::: THE RECORDS

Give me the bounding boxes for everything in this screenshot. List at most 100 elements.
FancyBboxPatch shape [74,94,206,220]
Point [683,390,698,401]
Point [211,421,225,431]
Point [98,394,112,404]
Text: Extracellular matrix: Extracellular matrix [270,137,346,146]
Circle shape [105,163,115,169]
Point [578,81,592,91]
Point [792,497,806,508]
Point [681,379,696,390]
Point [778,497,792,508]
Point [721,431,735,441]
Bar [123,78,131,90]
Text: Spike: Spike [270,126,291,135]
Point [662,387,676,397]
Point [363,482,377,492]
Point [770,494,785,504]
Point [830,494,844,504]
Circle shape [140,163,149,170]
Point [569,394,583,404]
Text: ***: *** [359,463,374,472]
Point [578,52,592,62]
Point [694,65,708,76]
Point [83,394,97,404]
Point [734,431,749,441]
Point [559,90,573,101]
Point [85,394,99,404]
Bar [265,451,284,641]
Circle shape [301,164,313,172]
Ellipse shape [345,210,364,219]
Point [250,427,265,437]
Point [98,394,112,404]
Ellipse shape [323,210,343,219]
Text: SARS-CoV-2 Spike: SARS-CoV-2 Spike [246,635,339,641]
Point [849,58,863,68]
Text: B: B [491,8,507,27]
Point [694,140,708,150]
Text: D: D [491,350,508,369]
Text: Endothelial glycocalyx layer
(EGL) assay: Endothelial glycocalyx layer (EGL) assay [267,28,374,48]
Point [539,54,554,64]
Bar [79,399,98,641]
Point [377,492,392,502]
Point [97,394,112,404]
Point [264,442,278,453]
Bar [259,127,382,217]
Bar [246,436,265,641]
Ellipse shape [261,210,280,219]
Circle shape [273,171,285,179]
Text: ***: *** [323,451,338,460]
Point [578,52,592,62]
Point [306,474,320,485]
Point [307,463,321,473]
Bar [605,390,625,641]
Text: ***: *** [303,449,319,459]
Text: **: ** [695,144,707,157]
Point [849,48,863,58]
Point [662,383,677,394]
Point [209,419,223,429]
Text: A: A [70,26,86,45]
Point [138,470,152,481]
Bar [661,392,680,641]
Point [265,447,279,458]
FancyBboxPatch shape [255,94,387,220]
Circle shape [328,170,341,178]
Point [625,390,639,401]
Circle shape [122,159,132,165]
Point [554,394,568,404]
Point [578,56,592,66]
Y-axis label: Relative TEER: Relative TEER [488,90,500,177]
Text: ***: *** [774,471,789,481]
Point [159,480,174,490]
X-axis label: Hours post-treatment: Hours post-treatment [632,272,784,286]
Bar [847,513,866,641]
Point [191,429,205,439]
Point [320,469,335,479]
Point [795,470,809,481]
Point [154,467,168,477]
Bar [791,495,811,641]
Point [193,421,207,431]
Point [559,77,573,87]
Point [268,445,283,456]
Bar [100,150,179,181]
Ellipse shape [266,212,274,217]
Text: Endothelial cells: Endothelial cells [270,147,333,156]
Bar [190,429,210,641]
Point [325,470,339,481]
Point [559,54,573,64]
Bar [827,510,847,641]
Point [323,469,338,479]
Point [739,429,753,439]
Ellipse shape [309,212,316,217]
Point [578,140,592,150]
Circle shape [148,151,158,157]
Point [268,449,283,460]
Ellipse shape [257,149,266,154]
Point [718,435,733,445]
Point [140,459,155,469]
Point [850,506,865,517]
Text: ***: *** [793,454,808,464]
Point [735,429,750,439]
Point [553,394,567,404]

::::::

** WHAT YOU WILL DO **
Please make an exact copy of each record.

** RESPONSE AREA **
Give me the bounding boxes for everything in this screenshot. List at most 100 elements.
FancyBboxPatch shape [74,94,206,220]
Point [683,390,698,401]
Point [211,421,225,431]
Point [98,394,112,404]
Text: Extracellular matrix: Extracellular matrix [270,137,346,146]
Circle shape [105,163,115,169]
Point [578,81,592,91]
Point [792,497,806,508]
Point [681,379,696,390]
Point [778,497,792,508]
Point [721,431,735,441]
Bar [123,78,131,90]
Text: Spike: Spike [270,126,291,135]
Point [662,387,676,397]
Point [363,482,377,492]
Point [770,494,785,504]
Point [830,494,844,504]
Circle shape [140,163,149,170]
Point [569,394,583,404]
Text: ***: *** [359,463,374,472]
Point [578,52,592,62]
Point [694,65,708,76]
Point [83,394,97,404]
Point [734,431,749,441]
Point [559,90,573,101]
Point [85,394,99,404]
Bar [265,451,284,641]
Circle shape [301,164,313,172]
Ellipse shape [345,210,364,219]
Point [250,427,265,437]
Point [98,394,112,404]
Ellipse shape [323,210,343,219]
Text: SARS-CoV-2 Spike: SARS-CoV-2 Spike [246,635,339,641]
Point [849,58,863,68]
Text: B: B [491,8,507,27]
Point [694,140,708,150]
Text: D: D [491,350,508,369]
Text: Endothelial glycocalyx layer
(EGL) assay: Endothelial glycocalyx layer (EGL) assay [267,28,374,48]
Point [539,54,554,64]
Bar [79,399,98,641]
Point [377,492,392,502]
Point [97,394,112,404]
Point [264,442,278,453]
Bar [259,127,382,217]
Bar [246,436,265,641]
Ellipse shape [261,210,280,219]
Circle shape [273,171,285,179]
Text: ***: *** [323,451,338,460]
Point [578,52,592,62]
Point [306,474,320,485]
Point [307,463,321,473]
Bar [605,390,625,641]
Text: ***: *** [303,449,319,459]
Text: **: ** [695,144,707,157]
Point [849,48,863,58]
Point [662,383,677,394]
Point [209,419,223,429]
Text: A: A [70,26,86,45]
Point [138,470,152,481]
Bar [661,392,680,641]
Point [265,447,279,458]
FancyBboxPatch shape [255,94,387,220]
Circle shape [328,170,341,178]
Point [625,390,639,401]
Circle shape [122,159,132,165]
Point [554,394,568,404]
Point [578,56,592,66]
Y-axis label: Relative TEER: Relative TEER [488,90,500,177]
Text: ***: *** [774,471,789,481]
Point [159,480,174,490]
X-axis label: Hours post-treatment: Hours post-treatment [632,272,784,286]
Bar [847,513,866,641]
Point [191,429,205,439]
Point [320,469,335,479]
Point [795,470,809,481]
Point [154,467,168,477]
Bar [791,495,811,641]
Point [193,421,207,431]
Point [559,77,573,87]
Point [268,445,283,456]
Bar [100,150,179,181]
Ellipse shape [266,212,274,217]
Text: Endothelial cells: Endothelial cells [270,147,333,156]
Bar [190,429,210,641]
Point [325,470,339,481]
Point [559,54,573,64]
Bar [827,510,847,641]
Point [323,469,338,479]
Point [739,429,753,439]
Ellipse shape [309,212,316,217]
Point [578,140,592,150]
Circle shape [148,151,158,157]
Point [268,449,283,460]
Ellipse shape [257,149,266,154]
Point [718,435,733,445]
Point [140,459,155,469]
Point [850,506,865,517]
Text: ***: *** [793,454,808,464]
Point [735,429,750,439]
Point [553,394,567,404]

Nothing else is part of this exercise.